Set exercise ▸ The records below must be written out exactly, with every picture left behind.

Exercise materials ▸

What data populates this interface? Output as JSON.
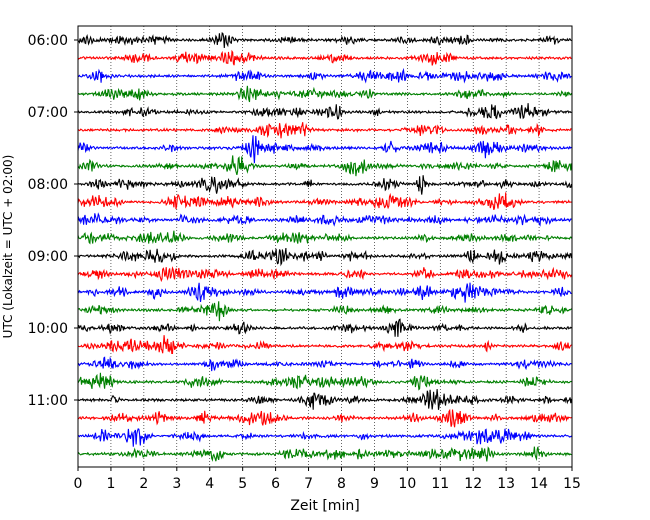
{
  "chart_data": {
    "type": "line",
    "title": "",
    "xlabel": "Zeit  [min]",
    "ylabel": "UTC (Lokalzeit = UTC + 02:00)",
    "xlim": [
      0,
      15
    ],
    "x_ticks": [
      "0",
      "1",
      "2",
      "3",
      "4",
      "5",
      "6",
      "7",
      "8",
      "9",
      "10",
      "11",
      "12",
      "13",
      "14",
      "15"
    ],
    "y_tick_labels": [
      "06:00",
      "07:00",
      "08:00",
      "09:00",
      "10:00",
      "11:00"
    ],
    "y_tick_trace_index": [
      0,
      4,
      8,
      12,
      16,
      20
    ],
    "trace_start_times": [
      "06:00",
      "06:15",
      "06:30",
      "06:45",
      "07:00",
      "07:15",
      "07:30",
      "07:45",
      "08:00",
      "08:15",
      "08:30",
      "08:45",
      "09:00",
      "09:15",
      "09:30",
      "09:45",
      "10:00",
      "10:15",
      "10:30",
      "10:45",
      "11:00",
      "11:15",
      "11:30",
      "11:45"
    ],
    "trace_colors": [
      "#000000",
      "#ff0000",
      "#0000ff",
      "#008000"
    ],
    "grid": "vertical-dotted",
    "legend": "none"
  }
}
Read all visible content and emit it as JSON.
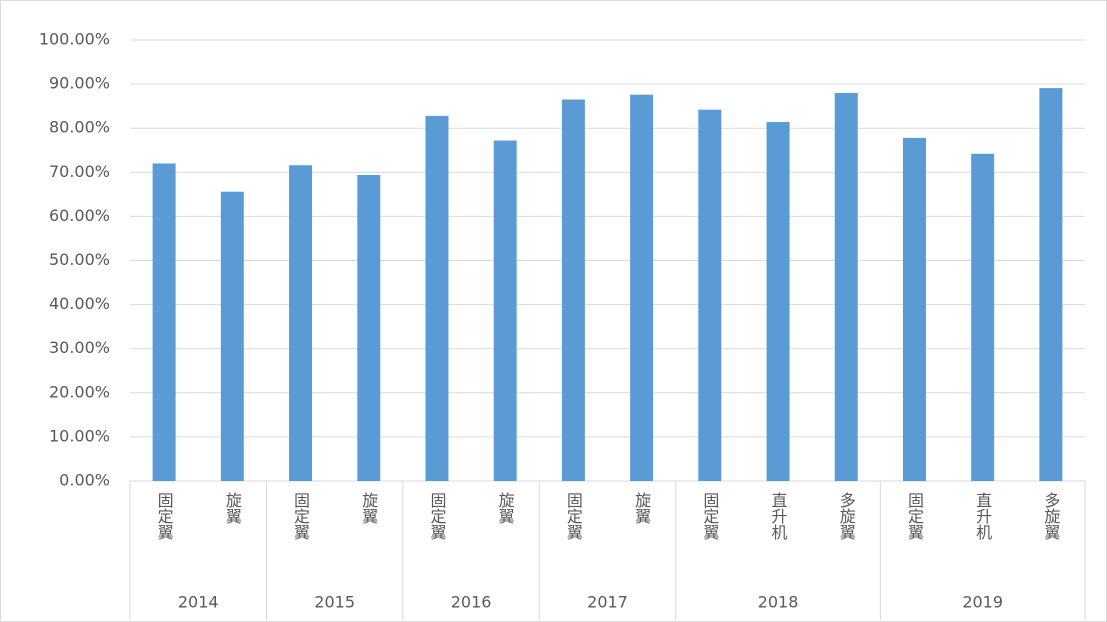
{
  "chart_data": {
    "type": "bar",
    "color": "#5b9bd5",
    "grid": true,
    "ylim": [
      0,
      100
    ],
    "yticks": [
      {
        "value": 0,
        "label": "0.00%"
      },
      {
        "value": 10,
        "label": "10.00%"
      },
      {
        "value": 20,
        "label": "20.00%"
      },
      {
        "value": 30,
        "label": "30.00%"
      },
      {
        "value": 40,
        "label": "40.00%"
      },
      {
        "value": 50,
        "label": "50.00%"
      },
      {
        "value": 60,
        "label": "60.00%"
      },
      {
        "value": 70,
        "label": "70.00%"
      },
      {
        "value": 80,
        "label": "80.00%"
      },
      {
        "value": 90,
        "label": "90.00%"
      },
      {
        "value": 100,
        "label": "100.00%"
      }
    ],
    "groups": [
      {
        "name": "2014",
        "categories": [
          "固定翼",
          "旋翼"
        ],
        "values": [
          72,
          65.6
        ]
      },
      {
        "name": "2015",
        "categories": [
          "固定翼",
          "旋翼"
        ],
        "values": [
          71.6,
          69.4
        ]
      },
      {
        "name": "2016",
        "categories": [
          "固定翼",
          "旋翼"
        ],
        "values": [
          82.8,
          77.2
        ]
      },
      {
        "name": "2017",
        "categories": [
          "固定翼",
          "旋翼"
        ],
        "values": [
          86.5,
          87.6
        ]
      },
      {
        "name": "2018",
        "categories": [
          "固定翼",
          "直升机",
          "多旋翼"
        ],
        "values": [
          84.2,
          81.4,
          88
        ]
      },
      {
        "name": "2019",
        "categories": [
          "固定翼",
          "直升机",
          "多旋翼"
        ],
        "values": [
          77.8,
          74.2,
          89.1
        ]
      }
    ]
  }
}
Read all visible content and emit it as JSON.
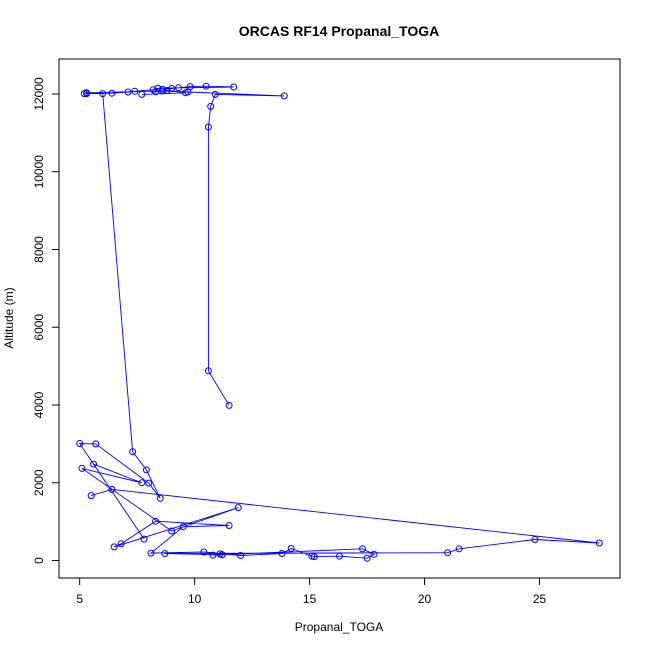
{
  "chart_data": {
    "type": "line",
    "title": "ORCAS RF14 Propanal_TOGA",
    "xlabel": "Propanal_TOGA",
    "ylabel": "Altitude (m)",
    "xlim": [
      4.1,
      28.5
    ],
    "ylim": [
      -450,
      12900
    ],
    "xticks": [
      5,
      10,
      15,
      20,
      25
    ],
    "yticks": [
      0,
      2000,
      4000,
      6000,
      8000,
      10000,
      12000
    ],
    "grid": false,
    "legend": "none",
    "series_color": "#0000ff",
    "series": [
      {
        "marker": "open-circle",
        "x": [
          11.5,
          10.6,
          10.6,
          10.7,
          10.9,
          13.9,
          9.7,
          8.6,
          5.3,
          5.2,
          6.0,
          7.3,
          7.9,
          8.5,
          8.0,
          5.7,
          5.0,
          7.8,
          5.6,
          7.7,
          5.1,
          9.0,
          11.9,
          6.5,
          6.8,
          8.3,
          11.5,
          9.5,
          8.1,
          10.4,
          12.0,
          13.8,
          14.2,
          15.1,
          15.2,
          16.3,
          17.5,
          17.8,
          17.3,
          11.2,
          10.8,
          11.1,
          11.2,
          8.7,
          21.0,
          21.5,
          24.8,
          27.6,
          6.4,
          5.5
        ],
        "y": [
          3990,
          4880,
          11150,
          11680,
          11990,
          11950,
          12050,
          12080,
          12030,
          12010,
          12010,
          2800,
          2330,
          1600,
          1990,
          3000,
          3010,
          550,
          2480,
          2000,
          2370,
          760,
          1360,
          350,
          430,
          1010,
          900,
          870,
          190,
          220,
          130,
          180,
          310,
          110,
          100,
          110,
          60,
          160,
          300,
          150,
          140,
          170,
          150,
          180,
          200,
          300,
          540,
          450,
          1830,
          1670
        ]
      },
      {
        "marker": "open-circle",
        "x": [
          5.3,
          6.4,
          7.1,
          7.4,
          8.2,
          8.4,
          8.6,
          9.0,
          9.3,
          9.8,
          10.5,
          11.7,
          8.4,
          8.3,
          8.8,
          9.6,
          7.7
        ],
        "y": [
          12010,
          12020,
          12050,
          12070,
          12110,
          12150,
          12120,
          12140,
          12160,
          12190,
          12200,
          12180,
          12150,
          12060,
          12090,
          12030,
          11990
        ]
      }
    ]
  }
}
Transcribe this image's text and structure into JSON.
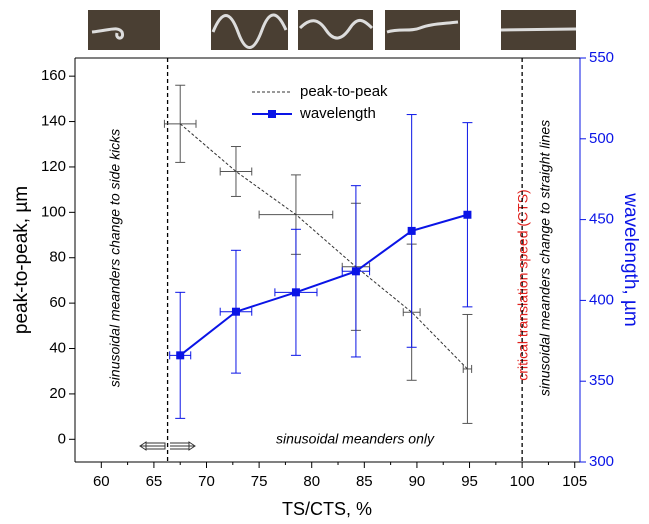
{
  "chart_data": {
    "type": "line",
    "xlabel": "TS/CTS, %",
    "ylabel": "peak-to-peak, µm",
    "y2label": "wavelength, µm",
    "xlim": [
      57.5,
      105.5
    ],
    "ylim": [
      -10,
      168
    ],
    "y2lim": [
      300,
      550
    ],
    "xticks": [
      60,
      65,
      70,
      75,
      80,
      85,
      90,
      95,
      100,
      105
    ],
    "yticks": [
      0,
      20,
      40,
      60,
      80,
      100,
      120,
      140,
      160
    ],
    "y2ticks": [
      300,
      350,
      400,
      450,
      500,
      550
    ],
    "legend": "top",
    "series": [
      {
        "name": "peak-to-peak",
        "color": "#333333",
        "dashed": true,
        "axis": "y",
        "x": [
          67.5,
          72.8,
          78.5,
          84.2,
          89.5,
          94.8
        ],
        "values": [
          139,
          118,
          99,
          76,
          56,
          31
        ],
        "yerr": [
          17,
          11,
          17.5,
          28,
          30,
          24
        ],
        "xerr": [
          1.5,
          1.5,
          3.5,
          1.3,
          0.8,
          0.4
        ]
      },
      {
        "name": "wavelength",
        "color": "#0a14e6",
        "dashed": false,
        "axis": "y2",
        "x": [
          67.5,
          72.8,
          78.5,
          84.2,
          89.5,
          94.8
        ],
        "values": [
          366,
          393,
          405,
          418,
          443,
          453
        ],
        "yerr": [
          39,
          38,
          39,
          53,
          72,
          57
        ],
        "xerr": [
          1.0,
          1.5,
          2.0,
          1.3,
          0,
          0
        ]
      }
    ],
    "vlines": [
      66.3,
      100
    ],
    "annotations": {
      "side_kicks": "sinusoidal meanders change to side kicks",
      "only": "sinusoidal meanders only",
      "cts": "critical translation speed (CTS)",
      "straight": "sinusoidal meanders change to straight lines"
    }
  }
}
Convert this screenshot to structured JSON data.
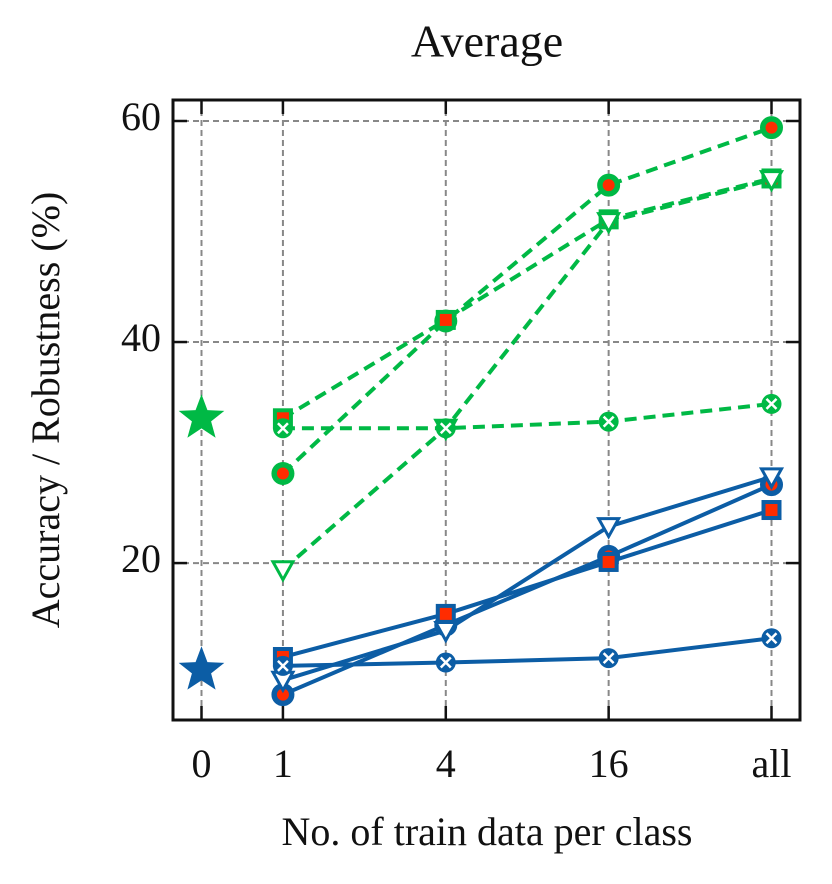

Completed task ▸
What data populates this interface? Output as JSON.
{
  "chart_data": {
    "type": "line",
    "title": "",
    "xlabel": "Zeit  [min]",
    "ylabel": "UTC (Lokalzeit = UTC + 02:00)",
    "xlim": [
      0,
      15
    ],
    "x_ticks": [
      "0",
      "1",
      "2",
      "3",
      "4",
      "5",
      "6",
      "7",
      "8",
      "9",
      "10",
      "11",
      "12",
      "13",
      "14",
      "15"
    ],
    "y_tick_labels": [
      "06:00",
      "07:00",
      "08:00",
      "09:00",
      "10:00",
      "11:00"
    ],
    "y_tick_trace_index": [
      0,
      4,
      8,
      12,
      16,
      20
    ],
    "trace_start_times": [
      "06:00",
      "06:15",
      "06:30",
      "06:45",
      "07:00",
      "07:15",
      "07:30",
      "07:45",
      "08:00",
      "08:15",
      "08:30",
      "08:45",
      "09:00",
      "09:15",
      "09:30",
      "09:45",
      "10:00",
      "10:15",
      "10:30",
      "10:45",
      "11:00",
      "11:15",
      "11:30",
      "11:45"
    ],
    "trace_colors": [
      "#000000",
      "#ff0000",
      "#0000ff",
      "#008000"
    ],
    "grid": "vertical-dotted",
    "legend": "none"
  }
}
Read all visible content and emit it as JSON.
{
  "chart_data": {
    "type": "bar",
    "color": "#5b9bd5",
    "grid": true,
    "ylim": [
      0,
      100
    ],
    "yticks": [
      {
        "value": 0,
        "label": "0.00%"
      },
      {
        "value": 10,
        "label": "10.00%"
      },
      {
        "value": 20,
        "label": "20.00%"
      },
      {
        "value": 30,
        "label": "30.00%"
      },
      {
        "value": 40,
        "label": "40.00%"
      },
      {
        "value": 50,
        "label": "50.00%"
      },
      {
        "value": 60,
        "label": "60.00%"
      },
      {
        "value": 70,
        "label": "70.00%"
      },
      {
        "value": 80,
        "label": "80.00%"
      },
      {
        "value": 90,
        "label": "90.00%"
      },
      {
        "value": 100,
        "label": "100.00%"
      }
    ],
    "groups": [
      {
        "name": "2014",
        "categories": [
          "固定翼",
          "旋翼"
        ],
        "values": [
          72,
          65.6
        ]
      },
      {
        "name": "2015",
        "categories": [
          "固定翼",
          "旋翼"
        ],
        "values": [
          71.6,
          69.4
        ]
      },
      {
        "name": "2016",
        "categories": [
          "固定翼",
          "旋翼"
        ],
        "values": [
          82.8,
          77.2
        ]
      },
      {
        "name": "2017",
        "categories": [
          "固定翼",
          "旋翼"
        ],
        "values": [
          86.5,
          87.6
        ]
      },
      {
        "name": "2018",
        "categories": [
          "固定翼",
          "直升机",
          "多旋翼"
        ],
        "values": [
          84.2,
          81.4,
          88
        ]
      },
      {
        "name": "2019",
        "categories": [
          "固定翼",
          "直升机",
          "多旋翼"
        ],
        "values": [
          77.8,
          74.2,
          89.1
        ]
      }
    ]
  }
}
Read all visible content and emit it as JSON.
{
  "chart_data": {
    "type": "line",
    "title": "ORCAS RF14 Propanal_TOGA",
    "xlabel": "Propanal_TOGA",
    "ylabel": "Altitude (m)",
    "xlim": [
      4.1,
      28.5
    ],
    "ylim": [
      -450,
      12900
    ],
    "xticks": [
      5,
      10,
      15,
      20,
      25
    ],
    "yticks": [
      0,
      2000,
      4000,
      6000,
      8000,
      10000,
      12000
    ],
    "grid": false,
    "legend": "none",
    "series_color": "#0000ff",
    "series": [
      {
        "marker": "open-circle",
        "x": [
          11.5,
          10.6,
          10.6,
          10.7,
          10.9,
          13.9,
          9.7,
          8.6,
          5.3,
          5.2,
          6.0,
          7.3,
          7.9,
          8.5,
          8.0,
          5.7,
          5.0,
          7.8,
          5.6,
          7.7,
          5.1,
          9.0,
          11.9,
          6.5,
          6.8,
          8.3,
          11.5,
          9.5,
          8.1,
          10.4,
          12.0,
          13.8,
          14.2,
          15.1,
          15.2,
          16.3,
          17.5,
          17.8,
          17.3,
          11.2,
          10.8,
          11.1,
          11.2,
          8.7,
          21.0,
          21.5,
          24.8,
          27.6,
          6.4,
          5.5
        ],
        "y": [
          3990,
          4880,
          11150,
          11680,
          11990,
          11950,
          12050,
          12080,
          12030,
          12010,
          12010,
          2800,
          2330,
          1600,
          1990,
          3000,
          3010,
          550,
          2480,
          2000,
          2370,
          760,
          1360,
          350,
          430,
          1010,
          900,
          870,
          190,
          220,
          130,
          180,
          310,
          110,
          100,
          110,
          60,
          160,
          300,
          150,
          140,
          170,
          150,
          180,
          200,
          300,
          540,
          450,
          1830,
          1670
        ]
      },
      {
        "marker": "open-circle",
        "x": [
          5.3,
          6.4,
          7.1,
          7.4,
          8.2,
          8.4,
          8.6,
          9.0,
          9.3,
          9.8,
          10.5,
          11.7,
          8.4,
          8.3,
          8.8,
          9.6,
          7.7
        ],
        "y": [
          12010,
          12020,
          12050,
          12070,
          12110,
          12150,
          12120,
          12140,
          12160,
          12190,
          12200,
          12180,
          12150,
          12060,
          12090,
          12030,
          11990
        ]
      }
    ]
  }
}
Transcribe this image's text and structure into JSON.
{
  "chart_data": {
    "type": "line",
    "xlabel": "TS/CTS, %",
    "ylabel": "peak-to-peak, µm",
    "y2label": "wavelength, µm",
    "xlim": [
      57.5,
      105.5
    ],
    "ylim": [
      -10,
      168
    ],
    "y2lim": [
      300,
      550
    ],
    "xticks": [
      60,
      65,
      70,
      75,
      80,
      85,
      90,
      95,
      100,
      105
    ],
    "yticks": [
      0,
      20,
      40,
      60,
      80,
      100,
      120,
      140,
      160
    ],
    "y2ticks": [
      300,
      350,
      400,
      450,
      500,
      550
    ],
    "legend": "top",
    "series": [
      {
        "name": "peak-to-peak",
        "color": "#333333",
        "dashed": true,
        "axis": "y",
        "x": [
          67.5,
          72.8,
          78.5,
          84.2,
          89.5,
          94.8
        ],
        "values": [
          139,
          118,
          99,
          76,
          56,
          31
        ],
        "yerr": [
          17,
          11,
          17.5,
          28,
          30,
          24
        ],
        "xerr": [
          1.5,
          1.5,
          3.5,
          1.3,
          0.8,
          0.4
        ]
      },
      {
        "name": "wavelength",
        "color": "#0a14e6",
        "dashed": false,
        "axis": "y2",
        "x": [
          67.5,
          72.8,
          78.5,
          84.2,
          89.5,
          94.8
        ],
        "values": [
          366,
          393,
          405,
          418,
          443,
          453
        ],
        "yerr": [
          39,
          38,
          39,
          53,
          72,
          57
        ],
        "xerr": [
          1.0,
          1.5,
          2.0,
          1.3,
          0,
          0
        ]
      }
    ],
    "vlines": [
      66.3,
      100
    ],
    "annotations": {
      "side_kicks": "sinusoidal meanders change to side kicks",
      "only": "sinusoidal meanders only",
      "cts": "critical translation speed (CTS)",
      "straight": "sinusoidal meanders change to straight lines"
    }
  }
}
Convert this screenshot to structured JSON data.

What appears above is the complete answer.